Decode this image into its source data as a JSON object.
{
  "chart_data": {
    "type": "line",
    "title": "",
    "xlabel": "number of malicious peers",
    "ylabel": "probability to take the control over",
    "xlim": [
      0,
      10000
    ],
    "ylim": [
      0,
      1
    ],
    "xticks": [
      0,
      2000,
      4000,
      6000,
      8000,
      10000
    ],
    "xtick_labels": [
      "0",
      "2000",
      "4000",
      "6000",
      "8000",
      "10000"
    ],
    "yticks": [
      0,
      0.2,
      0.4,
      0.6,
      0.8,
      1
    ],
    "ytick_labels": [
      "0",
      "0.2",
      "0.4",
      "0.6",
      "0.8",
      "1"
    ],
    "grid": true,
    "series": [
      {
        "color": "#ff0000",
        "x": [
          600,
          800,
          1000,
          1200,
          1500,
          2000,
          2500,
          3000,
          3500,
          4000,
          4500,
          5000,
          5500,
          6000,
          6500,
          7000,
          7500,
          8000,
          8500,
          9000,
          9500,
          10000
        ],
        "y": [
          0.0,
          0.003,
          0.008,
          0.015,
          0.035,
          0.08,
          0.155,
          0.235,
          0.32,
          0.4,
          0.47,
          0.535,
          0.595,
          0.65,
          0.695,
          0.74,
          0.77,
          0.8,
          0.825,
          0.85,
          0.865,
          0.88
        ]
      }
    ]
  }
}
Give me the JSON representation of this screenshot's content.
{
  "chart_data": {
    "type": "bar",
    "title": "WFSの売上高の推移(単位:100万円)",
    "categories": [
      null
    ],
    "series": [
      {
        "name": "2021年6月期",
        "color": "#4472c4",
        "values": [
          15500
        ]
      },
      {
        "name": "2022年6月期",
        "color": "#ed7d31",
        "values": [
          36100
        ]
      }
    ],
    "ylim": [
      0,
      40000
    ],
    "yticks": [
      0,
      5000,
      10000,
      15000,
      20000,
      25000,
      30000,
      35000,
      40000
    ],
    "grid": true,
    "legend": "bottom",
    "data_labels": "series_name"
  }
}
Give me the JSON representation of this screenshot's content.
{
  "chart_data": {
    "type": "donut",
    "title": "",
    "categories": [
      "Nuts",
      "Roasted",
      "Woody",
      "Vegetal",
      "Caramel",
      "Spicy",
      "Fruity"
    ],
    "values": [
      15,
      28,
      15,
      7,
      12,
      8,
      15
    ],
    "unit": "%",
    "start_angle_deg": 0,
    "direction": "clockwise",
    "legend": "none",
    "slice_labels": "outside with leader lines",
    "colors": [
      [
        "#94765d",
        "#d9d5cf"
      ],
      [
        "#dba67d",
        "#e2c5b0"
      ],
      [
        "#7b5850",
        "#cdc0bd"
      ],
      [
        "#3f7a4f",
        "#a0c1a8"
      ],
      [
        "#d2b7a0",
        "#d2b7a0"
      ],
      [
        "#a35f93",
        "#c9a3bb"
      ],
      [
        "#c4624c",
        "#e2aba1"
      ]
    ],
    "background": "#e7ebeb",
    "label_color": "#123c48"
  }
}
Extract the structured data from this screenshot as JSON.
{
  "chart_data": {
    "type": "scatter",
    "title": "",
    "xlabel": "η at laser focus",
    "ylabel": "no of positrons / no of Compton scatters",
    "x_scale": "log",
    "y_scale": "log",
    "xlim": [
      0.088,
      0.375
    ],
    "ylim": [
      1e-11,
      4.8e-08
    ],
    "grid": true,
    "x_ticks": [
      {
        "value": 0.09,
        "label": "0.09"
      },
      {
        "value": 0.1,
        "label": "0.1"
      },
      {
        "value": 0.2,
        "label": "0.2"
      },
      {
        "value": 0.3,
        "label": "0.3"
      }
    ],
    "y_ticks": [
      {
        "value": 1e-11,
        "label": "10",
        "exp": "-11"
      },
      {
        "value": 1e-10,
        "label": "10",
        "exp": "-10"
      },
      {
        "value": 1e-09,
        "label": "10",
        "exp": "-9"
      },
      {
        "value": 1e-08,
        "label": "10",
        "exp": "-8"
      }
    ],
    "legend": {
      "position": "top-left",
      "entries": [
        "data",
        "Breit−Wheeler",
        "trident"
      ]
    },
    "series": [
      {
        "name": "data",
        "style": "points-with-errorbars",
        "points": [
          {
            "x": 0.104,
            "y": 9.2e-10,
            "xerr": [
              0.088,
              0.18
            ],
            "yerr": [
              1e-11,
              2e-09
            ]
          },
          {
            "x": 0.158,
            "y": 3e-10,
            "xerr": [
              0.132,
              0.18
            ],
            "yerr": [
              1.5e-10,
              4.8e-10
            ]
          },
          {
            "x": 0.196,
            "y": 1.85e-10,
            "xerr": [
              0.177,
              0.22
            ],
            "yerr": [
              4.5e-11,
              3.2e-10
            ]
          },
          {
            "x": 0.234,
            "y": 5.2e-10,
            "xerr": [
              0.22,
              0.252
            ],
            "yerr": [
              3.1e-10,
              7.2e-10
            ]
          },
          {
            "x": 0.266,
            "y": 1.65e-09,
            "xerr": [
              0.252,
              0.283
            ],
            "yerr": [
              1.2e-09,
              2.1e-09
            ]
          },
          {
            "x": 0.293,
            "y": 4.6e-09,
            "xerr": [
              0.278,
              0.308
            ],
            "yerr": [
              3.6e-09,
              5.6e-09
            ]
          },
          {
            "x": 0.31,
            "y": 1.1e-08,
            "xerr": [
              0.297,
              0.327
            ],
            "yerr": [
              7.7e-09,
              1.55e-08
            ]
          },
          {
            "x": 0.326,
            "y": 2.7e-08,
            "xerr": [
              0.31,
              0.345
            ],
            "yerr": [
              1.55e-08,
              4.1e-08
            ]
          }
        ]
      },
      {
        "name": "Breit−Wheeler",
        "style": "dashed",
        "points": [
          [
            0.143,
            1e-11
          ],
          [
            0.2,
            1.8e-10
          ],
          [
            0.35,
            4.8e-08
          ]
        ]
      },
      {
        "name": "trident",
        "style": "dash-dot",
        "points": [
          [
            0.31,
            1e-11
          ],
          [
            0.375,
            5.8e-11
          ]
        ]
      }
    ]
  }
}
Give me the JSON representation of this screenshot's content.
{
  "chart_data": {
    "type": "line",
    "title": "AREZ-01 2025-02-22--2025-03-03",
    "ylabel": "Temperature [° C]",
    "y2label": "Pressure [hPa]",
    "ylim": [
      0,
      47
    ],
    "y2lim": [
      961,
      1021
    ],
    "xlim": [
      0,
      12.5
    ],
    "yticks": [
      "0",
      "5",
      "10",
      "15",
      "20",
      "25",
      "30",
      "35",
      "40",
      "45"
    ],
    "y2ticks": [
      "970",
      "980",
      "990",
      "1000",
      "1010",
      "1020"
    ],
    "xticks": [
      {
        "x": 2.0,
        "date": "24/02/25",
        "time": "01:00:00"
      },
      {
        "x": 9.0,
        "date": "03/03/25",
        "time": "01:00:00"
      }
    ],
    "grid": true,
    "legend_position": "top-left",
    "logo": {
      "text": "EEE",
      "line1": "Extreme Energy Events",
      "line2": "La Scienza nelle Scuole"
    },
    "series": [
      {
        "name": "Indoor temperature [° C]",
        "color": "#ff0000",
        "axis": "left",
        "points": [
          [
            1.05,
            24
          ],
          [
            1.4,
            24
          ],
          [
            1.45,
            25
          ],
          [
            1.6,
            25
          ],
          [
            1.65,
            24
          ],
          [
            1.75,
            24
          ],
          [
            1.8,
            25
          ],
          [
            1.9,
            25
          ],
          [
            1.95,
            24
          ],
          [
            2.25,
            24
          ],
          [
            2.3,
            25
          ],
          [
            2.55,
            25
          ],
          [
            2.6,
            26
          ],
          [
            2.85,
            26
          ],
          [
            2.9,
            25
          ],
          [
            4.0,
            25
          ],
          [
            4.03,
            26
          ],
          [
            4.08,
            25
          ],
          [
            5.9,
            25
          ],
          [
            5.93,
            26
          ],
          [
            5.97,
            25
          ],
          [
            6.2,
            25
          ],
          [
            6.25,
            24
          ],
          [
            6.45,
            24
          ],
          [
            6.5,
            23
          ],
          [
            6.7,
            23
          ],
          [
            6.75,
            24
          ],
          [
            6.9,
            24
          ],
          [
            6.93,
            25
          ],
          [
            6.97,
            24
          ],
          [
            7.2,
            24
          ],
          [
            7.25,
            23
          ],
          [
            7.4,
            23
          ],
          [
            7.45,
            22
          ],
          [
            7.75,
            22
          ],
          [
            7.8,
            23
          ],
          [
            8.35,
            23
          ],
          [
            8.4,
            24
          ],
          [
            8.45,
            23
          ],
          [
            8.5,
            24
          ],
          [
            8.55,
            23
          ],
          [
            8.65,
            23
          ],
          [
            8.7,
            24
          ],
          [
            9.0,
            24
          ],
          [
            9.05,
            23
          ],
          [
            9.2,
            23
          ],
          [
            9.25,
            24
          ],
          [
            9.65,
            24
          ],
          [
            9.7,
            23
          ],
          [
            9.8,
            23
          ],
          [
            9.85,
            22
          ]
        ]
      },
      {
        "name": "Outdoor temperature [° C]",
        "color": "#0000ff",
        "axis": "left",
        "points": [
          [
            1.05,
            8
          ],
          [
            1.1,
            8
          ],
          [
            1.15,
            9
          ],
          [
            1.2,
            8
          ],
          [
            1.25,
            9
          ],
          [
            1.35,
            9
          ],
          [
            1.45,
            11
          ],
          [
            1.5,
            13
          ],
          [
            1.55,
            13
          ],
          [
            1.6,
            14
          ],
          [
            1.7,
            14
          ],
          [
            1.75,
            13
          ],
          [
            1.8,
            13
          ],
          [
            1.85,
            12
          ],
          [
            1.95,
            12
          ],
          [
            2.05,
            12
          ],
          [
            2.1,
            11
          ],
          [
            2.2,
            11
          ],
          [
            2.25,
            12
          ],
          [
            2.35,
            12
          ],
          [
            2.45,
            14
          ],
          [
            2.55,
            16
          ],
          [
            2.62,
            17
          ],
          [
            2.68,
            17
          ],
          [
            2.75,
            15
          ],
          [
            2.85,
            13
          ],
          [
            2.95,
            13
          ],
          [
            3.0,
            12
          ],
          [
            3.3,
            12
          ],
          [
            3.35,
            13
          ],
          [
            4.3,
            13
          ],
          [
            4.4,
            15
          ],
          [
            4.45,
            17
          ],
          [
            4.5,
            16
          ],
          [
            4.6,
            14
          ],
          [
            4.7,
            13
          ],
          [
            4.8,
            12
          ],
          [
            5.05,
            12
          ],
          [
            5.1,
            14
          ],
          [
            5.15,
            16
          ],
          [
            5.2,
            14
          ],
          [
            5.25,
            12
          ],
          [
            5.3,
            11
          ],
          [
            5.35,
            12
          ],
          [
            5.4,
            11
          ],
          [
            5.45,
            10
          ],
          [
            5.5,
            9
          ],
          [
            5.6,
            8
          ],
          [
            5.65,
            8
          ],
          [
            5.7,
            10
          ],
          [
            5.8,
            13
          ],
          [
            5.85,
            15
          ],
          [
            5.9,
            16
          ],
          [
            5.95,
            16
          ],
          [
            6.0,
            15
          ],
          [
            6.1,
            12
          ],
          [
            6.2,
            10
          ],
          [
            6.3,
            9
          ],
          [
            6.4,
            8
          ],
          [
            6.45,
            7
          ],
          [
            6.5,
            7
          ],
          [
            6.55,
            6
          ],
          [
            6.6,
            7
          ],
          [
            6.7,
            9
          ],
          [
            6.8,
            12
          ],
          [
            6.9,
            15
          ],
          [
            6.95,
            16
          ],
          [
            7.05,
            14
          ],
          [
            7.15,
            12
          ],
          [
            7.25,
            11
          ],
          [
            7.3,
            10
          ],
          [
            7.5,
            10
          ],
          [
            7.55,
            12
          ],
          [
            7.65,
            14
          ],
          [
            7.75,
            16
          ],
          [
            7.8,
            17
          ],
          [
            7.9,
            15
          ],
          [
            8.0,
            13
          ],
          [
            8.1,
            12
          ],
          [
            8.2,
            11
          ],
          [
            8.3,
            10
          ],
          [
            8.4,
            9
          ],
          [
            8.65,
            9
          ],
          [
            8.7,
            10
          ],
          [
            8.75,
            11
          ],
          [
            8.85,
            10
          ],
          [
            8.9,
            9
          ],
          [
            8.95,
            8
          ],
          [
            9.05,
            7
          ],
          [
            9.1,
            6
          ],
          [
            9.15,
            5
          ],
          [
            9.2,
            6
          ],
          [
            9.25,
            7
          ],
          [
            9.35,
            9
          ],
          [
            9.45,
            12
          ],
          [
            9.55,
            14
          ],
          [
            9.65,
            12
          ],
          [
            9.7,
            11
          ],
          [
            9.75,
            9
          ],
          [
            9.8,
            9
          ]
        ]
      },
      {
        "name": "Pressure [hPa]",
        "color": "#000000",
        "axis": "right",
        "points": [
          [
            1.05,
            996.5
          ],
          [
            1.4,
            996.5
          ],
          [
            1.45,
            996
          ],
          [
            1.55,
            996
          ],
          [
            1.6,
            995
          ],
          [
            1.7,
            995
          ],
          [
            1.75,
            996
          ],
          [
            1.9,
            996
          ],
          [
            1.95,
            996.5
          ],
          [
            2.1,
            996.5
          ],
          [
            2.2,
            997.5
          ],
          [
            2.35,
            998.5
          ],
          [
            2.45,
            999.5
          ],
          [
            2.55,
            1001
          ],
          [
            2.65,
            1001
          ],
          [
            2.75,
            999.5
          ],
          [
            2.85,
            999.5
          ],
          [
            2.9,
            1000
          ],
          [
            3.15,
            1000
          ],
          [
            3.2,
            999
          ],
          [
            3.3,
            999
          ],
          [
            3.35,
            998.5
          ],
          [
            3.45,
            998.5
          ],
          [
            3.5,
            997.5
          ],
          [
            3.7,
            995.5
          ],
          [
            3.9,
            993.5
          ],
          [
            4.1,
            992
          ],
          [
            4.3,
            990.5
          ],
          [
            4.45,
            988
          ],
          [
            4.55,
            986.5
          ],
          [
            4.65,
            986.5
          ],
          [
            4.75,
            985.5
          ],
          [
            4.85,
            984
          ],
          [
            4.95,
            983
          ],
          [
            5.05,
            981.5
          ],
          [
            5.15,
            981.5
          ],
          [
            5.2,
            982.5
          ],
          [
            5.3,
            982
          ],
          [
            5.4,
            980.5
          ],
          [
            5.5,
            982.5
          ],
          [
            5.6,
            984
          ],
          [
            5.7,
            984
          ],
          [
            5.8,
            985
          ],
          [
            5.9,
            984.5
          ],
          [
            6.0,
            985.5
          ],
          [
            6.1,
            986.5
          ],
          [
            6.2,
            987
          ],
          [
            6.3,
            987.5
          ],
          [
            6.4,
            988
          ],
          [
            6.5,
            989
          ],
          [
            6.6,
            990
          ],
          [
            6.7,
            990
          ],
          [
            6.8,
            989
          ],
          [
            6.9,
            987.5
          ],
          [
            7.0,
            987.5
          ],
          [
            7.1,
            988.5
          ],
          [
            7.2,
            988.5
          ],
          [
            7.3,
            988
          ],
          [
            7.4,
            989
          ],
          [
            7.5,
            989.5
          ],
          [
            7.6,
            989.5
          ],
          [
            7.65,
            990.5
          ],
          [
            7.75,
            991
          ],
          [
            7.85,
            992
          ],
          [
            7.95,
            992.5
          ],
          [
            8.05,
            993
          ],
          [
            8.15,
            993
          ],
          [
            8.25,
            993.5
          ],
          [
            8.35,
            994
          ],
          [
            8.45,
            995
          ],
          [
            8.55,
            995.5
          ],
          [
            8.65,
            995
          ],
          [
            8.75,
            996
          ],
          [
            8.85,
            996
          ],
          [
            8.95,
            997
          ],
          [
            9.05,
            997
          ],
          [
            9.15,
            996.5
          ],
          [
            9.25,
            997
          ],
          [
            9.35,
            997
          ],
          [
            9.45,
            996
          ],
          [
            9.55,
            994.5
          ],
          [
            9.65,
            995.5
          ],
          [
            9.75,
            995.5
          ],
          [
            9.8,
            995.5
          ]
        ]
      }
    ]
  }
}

● **CHALLENGE**:
Show each line in the entries that holds the string "style".

● **RESPONSE**:
        "style": "points-with-errorbars",
        "style": "dashed",
        "style": "dash-dot",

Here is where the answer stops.